'''

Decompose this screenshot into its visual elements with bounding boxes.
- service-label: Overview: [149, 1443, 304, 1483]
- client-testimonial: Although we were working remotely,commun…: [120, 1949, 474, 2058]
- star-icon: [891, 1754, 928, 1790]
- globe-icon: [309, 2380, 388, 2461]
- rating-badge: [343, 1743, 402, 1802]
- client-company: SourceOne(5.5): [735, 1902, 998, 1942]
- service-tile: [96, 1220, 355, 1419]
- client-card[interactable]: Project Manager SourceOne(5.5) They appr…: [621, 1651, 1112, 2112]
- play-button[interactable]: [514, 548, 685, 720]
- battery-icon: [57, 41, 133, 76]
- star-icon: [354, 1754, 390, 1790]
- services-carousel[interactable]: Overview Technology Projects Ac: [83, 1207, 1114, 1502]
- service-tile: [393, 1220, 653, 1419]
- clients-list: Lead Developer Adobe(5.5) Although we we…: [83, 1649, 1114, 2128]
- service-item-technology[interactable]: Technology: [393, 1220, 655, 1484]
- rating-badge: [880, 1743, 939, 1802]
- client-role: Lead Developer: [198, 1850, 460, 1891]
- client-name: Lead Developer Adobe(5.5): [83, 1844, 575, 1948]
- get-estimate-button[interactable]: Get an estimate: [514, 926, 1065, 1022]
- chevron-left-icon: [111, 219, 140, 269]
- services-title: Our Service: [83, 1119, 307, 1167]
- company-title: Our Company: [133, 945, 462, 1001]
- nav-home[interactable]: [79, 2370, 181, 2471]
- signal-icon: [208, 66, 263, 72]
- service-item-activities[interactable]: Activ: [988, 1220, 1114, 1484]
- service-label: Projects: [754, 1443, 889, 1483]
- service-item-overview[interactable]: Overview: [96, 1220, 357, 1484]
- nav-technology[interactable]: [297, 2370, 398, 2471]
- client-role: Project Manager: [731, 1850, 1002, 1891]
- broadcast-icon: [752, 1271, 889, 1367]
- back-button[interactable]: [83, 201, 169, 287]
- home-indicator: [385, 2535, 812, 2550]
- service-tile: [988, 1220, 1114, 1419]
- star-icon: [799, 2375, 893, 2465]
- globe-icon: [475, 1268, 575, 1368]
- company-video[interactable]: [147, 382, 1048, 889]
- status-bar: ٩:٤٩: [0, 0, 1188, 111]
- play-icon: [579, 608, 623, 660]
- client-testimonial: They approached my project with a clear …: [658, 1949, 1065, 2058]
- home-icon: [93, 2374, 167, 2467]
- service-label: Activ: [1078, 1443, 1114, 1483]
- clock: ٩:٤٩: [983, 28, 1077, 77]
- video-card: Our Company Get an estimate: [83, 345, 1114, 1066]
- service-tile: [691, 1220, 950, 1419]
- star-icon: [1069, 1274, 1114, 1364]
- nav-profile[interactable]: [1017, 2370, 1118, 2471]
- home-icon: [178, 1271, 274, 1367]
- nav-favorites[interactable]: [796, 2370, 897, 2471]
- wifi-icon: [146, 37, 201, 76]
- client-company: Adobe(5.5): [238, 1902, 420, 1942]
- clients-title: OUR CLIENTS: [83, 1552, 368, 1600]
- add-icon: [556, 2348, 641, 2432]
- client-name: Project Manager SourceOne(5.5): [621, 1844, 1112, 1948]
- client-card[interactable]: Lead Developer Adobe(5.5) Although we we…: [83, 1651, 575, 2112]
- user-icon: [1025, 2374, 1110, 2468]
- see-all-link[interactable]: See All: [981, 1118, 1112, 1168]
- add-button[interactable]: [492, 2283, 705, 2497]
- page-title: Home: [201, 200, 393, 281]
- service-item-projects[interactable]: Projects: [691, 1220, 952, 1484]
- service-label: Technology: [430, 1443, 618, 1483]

'''

Please reproduce verbatim the part of the entries that opens at their very first line and closes with the line containing "- play-button[interactable]: [514, 548, 685, 720]", including both of those lines.

- **Solution for this task**
Decompose this screenshot into its visual elements with bounding boxes.
- service-label: Overview: [149, 1443, 304, 1483]
- client-testimonial: Although we were working remotely,commun…: [120, 1949, 474, 2058]
- star-icon: [891, 1754, 928, 1790]
- globe-icon: [309, 2380, 388, 2461]
- rating-badge: [343, 1743, 402, 1802]
- client-company: SourceOne(5.5): [735, 1902, 998, 1942]
- service-tile: [96, 1220, 355, 1419]
- client-card[interactable]: Project Manager SourceOne(5.5) They appr…: [621, 1651, 1112, 2112]
- play-button[interactable]: [514, 548, 685, 720]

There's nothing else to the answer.